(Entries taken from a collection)

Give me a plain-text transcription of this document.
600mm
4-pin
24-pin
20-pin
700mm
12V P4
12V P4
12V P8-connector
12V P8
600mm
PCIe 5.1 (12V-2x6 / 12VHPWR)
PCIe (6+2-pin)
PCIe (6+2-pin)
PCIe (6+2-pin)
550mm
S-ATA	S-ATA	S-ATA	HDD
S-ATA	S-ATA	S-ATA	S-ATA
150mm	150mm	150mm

...

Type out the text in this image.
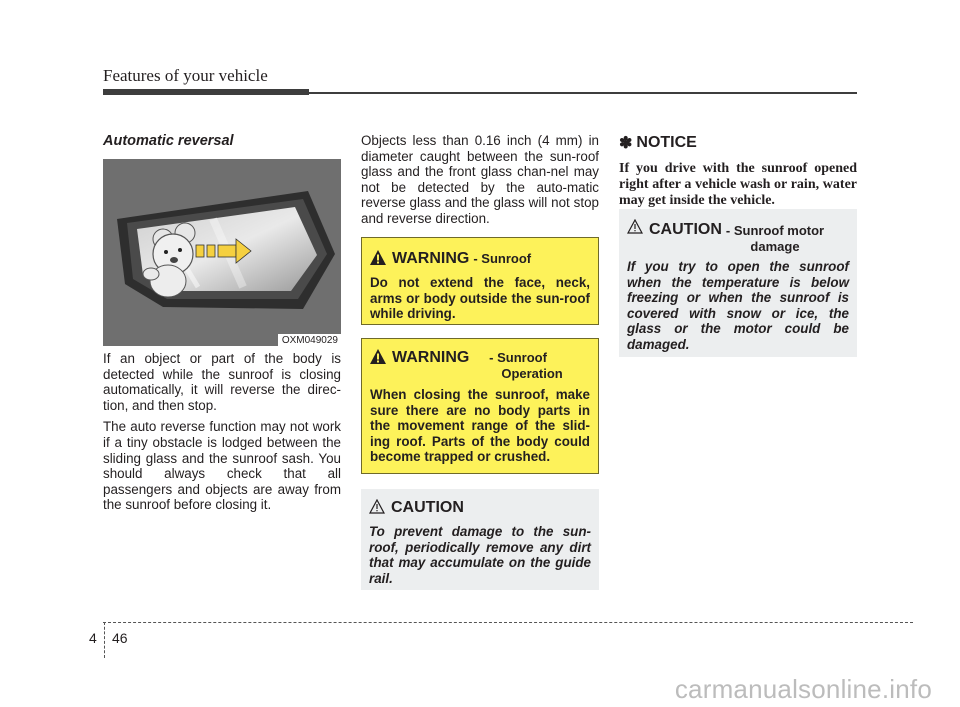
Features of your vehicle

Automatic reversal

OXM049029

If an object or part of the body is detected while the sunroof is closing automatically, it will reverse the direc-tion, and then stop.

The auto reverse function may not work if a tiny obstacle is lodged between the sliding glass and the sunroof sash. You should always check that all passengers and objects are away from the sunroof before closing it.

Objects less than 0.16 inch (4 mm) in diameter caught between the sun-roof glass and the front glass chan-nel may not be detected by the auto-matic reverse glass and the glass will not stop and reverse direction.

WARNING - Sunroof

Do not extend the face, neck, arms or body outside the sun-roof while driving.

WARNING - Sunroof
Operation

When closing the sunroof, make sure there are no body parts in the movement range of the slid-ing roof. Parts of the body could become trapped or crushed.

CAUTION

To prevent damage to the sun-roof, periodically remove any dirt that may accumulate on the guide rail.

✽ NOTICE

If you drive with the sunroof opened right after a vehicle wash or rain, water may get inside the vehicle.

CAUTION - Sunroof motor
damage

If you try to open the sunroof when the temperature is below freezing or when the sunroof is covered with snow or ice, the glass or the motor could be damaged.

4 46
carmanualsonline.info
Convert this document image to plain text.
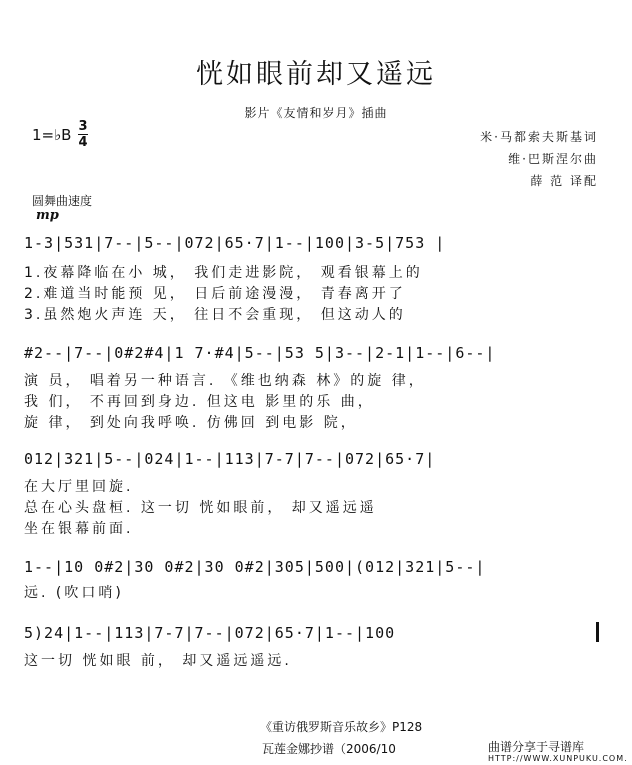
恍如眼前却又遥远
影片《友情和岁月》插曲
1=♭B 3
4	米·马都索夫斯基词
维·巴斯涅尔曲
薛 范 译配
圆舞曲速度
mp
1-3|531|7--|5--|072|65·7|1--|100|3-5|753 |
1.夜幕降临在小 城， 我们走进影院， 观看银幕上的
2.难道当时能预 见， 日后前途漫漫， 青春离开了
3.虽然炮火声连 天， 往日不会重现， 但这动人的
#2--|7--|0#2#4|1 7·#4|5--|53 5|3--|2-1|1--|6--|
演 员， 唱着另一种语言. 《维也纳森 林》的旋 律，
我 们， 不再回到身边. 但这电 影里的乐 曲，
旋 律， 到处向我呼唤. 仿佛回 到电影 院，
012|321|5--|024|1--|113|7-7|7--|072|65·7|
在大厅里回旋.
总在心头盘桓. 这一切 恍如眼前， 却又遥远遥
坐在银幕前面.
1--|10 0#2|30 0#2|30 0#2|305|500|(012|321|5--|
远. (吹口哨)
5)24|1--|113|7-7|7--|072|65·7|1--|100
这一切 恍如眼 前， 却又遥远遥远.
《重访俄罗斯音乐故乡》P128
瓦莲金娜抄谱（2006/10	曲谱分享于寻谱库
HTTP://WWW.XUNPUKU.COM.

OBJECTIVE: Give every line of the material that includes the string "image".

RESULT OF THE TASK:
Type out the text in this image.
Convert this document image to plain text.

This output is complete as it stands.